■ Extracted records

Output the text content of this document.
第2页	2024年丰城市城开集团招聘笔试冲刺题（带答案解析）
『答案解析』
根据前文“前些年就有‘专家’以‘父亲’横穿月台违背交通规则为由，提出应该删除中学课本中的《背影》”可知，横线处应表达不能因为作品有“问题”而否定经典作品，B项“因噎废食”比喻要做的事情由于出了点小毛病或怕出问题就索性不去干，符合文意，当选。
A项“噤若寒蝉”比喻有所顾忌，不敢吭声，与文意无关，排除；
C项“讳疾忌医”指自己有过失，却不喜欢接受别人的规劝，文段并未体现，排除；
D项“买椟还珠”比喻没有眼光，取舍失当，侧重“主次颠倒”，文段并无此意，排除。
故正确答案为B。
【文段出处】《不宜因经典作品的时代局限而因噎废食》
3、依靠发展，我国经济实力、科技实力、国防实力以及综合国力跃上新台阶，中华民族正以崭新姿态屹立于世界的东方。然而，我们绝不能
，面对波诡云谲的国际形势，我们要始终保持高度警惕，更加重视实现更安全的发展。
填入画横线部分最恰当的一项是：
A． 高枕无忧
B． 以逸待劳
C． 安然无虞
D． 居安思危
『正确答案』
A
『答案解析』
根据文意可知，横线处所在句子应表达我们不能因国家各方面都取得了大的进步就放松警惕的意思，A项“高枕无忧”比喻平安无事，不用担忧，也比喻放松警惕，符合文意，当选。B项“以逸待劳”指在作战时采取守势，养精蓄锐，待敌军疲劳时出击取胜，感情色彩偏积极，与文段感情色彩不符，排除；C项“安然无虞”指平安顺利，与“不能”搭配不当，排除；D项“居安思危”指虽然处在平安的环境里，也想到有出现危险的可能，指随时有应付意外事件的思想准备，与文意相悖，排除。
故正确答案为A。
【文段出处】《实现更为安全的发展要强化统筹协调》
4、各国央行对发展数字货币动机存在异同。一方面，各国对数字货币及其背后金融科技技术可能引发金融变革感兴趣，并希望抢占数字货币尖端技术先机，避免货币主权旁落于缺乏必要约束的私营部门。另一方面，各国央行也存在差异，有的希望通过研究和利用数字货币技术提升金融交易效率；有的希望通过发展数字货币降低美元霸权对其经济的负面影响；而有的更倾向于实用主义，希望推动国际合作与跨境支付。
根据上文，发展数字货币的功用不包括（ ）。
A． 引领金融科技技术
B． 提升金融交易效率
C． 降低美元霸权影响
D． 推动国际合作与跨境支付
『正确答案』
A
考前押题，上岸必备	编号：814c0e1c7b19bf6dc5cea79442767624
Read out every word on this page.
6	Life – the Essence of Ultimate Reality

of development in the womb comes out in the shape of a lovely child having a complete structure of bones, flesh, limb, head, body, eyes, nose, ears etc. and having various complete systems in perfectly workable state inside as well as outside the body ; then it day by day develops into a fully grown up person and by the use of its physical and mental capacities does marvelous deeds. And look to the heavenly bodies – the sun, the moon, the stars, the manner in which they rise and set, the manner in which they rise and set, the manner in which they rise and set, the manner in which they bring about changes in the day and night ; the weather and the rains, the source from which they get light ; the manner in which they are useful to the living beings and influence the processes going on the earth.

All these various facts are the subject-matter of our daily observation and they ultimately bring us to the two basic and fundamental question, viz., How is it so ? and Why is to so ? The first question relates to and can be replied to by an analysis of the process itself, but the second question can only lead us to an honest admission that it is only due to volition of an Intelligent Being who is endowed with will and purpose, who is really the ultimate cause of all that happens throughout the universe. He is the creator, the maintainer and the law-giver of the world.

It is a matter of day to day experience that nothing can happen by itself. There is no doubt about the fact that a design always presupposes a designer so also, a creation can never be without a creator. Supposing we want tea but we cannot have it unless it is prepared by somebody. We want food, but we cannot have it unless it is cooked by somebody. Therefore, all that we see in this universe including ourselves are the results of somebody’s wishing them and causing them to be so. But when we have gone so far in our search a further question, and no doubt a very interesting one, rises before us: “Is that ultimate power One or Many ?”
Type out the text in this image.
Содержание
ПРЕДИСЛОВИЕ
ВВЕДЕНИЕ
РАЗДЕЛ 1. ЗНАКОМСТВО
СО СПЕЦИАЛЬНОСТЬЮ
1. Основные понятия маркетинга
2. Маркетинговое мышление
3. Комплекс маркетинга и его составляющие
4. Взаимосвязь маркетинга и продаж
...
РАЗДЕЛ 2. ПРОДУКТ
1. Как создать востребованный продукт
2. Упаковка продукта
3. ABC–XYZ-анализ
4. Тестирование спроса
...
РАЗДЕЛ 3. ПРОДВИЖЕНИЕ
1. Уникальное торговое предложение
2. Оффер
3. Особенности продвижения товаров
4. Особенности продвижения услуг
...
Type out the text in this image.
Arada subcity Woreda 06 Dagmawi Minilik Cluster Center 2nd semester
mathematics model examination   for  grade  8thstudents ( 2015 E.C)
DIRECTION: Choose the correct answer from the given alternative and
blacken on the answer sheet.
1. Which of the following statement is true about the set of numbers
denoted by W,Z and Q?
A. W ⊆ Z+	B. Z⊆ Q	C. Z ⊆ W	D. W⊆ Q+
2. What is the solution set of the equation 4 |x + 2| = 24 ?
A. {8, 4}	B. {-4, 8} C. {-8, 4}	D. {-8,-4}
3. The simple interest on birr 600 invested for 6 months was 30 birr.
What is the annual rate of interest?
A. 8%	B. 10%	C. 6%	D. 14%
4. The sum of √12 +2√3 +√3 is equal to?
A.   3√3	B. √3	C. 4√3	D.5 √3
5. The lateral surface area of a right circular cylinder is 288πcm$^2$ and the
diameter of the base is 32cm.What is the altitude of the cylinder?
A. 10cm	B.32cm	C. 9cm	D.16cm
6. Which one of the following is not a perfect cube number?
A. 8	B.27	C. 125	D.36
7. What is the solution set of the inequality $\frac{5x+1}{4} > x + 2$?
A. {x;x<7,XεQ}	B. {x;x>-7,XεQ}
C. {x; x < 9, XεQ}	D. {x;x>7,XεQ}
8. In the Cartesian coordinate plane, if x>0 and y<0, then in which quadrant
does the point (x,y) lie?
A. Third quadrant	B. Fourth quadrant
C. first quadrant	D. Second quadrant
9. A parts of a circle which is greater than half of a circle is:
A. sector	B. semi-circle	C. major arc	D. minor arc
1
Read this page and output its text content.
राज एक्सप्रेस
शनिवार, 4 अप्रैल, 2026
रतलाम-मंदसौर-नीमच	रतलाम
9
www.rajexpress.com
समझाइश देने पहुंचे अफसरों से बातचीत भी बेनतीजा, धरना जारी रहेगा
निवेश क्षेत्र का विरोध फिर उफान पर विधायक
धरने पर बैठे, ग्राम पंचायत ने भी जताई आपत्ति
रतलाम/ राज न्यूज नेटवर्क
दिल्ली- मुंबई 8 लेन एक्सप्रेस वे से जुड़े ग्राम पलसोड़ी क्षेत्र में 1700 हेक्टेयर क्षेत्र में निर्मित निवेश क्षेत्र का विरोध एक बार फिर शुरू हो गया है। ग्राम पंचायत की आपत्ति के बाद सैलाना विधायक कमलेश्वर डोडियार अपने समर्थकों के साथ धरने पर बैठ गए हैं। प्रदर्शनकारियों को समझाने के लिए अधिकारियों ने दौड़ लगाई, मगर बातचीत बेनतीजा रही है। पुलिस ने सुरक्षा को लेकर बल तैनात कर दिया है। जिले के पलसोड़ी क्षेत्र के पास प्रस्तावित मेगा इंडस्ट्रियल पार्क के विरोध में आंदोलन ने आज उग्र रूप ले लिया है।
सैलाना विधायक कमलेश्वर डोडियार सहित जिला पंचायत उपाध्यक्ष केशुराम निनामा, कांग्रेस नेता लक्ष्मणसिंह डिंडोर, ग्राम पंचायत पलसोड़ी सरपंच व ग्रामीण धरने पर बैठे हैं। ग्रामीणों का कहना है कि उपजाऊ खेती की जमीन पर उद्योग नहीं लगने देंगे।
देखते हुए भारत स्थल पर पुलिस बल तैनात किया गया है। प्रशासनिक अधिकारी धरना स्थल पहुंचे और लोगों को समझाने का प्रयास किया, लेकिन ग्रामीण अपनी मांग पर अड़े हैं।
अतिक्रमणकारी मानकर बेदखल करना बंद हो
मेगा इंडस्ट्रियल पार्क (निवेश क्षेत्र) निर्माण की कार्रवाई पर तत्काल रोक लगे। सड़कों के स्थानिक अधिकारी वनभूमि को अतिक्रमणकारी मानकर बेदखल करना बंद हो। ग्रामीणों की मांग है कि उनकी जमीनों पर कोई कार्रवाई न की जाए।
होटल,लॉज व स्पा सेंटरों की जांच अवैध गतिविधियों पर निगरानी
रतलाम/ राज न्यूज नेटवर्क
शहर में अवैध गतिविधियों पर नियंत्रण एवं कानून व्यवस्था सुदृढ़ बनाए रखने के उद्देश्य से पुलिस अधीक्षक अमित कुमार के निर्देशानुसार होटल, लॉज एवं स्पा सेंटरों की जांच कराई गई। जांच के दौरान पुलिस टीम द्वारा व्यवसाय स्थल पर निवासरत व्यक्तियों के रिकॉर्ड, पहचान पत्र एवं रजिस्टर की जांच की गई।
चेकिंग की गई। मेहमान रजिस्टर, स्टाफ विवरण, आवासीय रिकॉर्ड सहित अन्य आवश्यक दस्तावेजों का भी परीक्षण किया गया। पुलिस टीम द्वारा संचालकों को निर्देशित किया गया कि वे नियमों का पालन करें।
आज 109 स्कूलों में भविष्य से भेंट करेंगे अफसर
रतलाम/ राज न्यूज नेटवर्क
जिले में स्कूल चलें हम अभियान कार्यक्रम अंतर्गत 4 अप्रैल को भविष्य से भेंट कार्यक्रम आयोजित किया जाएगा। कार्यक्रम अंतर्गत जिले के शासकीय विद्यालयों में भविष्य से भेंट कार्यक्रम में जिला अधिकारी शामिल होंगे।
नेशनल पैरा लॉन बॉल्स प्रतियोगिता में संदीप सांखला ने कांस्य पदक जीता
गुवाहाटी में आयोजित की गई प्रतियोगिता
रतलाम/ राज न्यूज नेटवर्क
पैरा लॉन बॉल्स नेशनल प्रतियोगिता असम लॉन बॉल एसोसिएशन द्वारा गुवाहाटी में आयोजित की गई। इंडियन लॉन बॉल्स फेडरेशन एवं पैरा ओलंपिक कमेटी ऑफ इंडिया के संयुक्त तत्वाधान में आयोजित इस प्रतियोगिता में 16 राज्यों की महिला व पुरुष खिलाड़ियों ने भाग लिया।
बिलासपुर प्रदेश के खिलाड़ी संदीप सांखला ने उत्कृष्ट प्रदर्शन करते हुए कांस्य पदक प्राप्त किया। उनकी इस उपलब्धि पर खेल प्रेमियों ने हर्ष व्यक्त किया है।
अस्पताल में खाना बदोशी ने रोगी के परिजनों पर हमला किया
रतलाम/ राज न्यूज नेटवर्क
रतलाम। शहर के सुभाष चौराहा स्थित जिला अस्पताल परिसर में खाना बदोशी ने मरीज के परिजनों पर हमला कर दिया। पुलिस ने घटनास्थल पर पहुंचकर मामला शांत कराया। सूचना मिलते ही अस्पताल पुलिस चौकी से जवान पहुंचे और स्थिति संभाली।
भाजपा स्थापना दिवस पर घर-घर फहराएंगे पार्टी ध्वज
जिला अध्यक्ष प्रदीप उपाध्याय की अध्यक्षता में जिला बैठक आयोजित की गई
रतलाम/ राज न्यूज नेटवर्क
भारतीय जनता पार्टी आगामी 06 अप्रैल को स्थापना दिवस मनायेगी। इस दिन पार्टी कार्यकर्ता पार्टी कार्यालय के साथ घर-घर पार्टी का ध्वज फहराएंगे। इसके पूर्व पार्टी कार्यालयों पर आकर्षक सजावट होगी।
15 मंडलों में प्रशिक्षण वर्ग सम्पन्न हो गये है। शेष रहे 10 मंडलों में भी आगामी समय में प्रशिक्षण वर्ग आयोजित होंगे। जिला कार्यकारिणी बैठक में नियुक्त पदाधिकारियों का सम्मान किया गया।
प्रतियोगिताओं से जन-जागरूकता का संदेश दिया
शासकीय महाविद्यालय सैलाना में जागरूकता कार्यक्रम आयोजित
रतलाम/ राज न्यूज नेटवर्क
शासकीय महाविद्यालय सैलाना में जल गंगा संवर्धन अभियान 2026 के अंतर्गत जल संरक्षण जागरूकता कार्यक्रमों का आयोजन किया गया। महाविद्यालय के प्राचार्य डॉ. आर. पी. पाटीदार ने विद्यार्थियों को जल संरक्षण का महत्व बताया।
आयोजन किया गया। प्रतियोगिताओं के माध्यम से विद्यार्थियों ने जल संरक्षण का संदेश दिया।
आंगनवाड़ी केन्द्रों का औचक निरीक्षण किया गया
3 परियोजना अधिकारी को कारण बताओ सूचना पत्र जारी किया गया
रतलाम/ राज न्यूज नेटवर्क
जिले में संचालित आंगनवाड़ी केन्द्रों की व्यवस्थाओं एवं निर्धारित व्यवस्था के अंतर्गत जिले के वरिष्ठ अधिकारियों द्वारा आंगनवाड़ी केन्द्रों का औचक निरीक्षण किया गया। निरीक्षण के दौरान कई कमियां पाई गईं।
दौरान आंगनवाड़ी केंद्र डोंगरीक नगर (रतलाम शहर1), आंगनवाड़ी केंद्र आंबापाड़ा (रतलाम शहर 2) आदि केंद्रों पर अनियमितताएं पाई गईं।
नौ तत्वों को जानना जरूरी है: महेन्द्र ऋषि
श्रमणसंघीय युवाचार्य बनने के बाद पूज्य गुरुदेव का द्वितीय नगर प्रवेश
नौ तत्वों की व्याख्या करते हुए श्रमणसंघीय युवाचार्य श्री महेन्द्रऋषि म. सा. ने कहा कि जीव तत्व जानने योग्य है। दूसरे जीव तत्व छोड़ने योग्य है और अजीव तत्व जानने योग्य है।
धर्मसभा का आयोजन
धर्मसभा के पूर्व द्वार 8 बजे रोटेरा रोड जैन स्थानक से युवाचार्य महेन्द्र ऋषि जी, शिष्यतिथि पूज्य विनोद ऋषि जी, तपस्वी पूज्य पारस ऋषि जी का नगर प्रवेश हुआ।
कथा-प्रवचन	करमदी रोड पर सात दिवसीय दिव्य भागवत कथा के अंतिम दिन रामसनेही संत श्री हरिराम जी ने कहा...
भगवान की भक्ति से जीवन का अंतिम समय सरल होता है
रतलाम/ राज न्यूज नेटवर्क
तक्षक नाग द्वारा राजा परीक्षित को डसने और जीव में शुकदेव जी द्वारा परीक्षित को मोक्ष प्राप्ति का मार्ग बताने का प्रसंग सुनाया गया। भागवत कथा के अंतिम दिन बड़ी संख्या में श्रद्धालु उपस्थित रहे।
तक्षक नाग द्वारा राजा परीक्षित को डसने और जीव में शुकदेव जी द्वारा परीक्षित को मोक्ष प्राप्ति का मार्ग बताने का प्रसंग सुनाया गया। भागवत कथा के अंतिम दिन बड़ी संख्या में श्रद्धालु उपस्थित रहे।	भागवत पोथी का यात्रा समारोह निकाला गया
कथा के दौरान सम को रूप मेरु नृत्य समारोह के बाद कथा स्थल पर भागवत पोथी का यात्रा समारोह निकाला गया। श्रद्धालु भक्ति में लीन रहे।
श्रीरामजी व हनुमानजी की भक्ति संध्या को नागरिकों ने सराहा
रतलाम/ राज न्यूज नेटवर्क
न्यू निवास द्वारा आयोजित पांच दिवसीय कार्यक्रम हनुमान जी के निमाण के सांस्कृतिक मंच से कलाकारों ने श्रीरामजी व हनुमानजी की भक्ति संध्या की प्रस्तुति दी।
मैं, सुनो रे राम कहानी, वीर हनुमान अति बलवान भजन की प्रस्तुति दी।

■ REQUIRED TASK
Pull out all lines from the entries above that include the word "What".

■ SOLUTION FOR THIS PROBLEM
2. What is the solution set of the equation 4 |x + 2| = 24 ?
What is the annual rate of interest?
diameter of the base is 32cm.What is the altitude of the cylinder?
7. What is the solution set of the inequality $\frac{5x+1}{4} > x + 2$?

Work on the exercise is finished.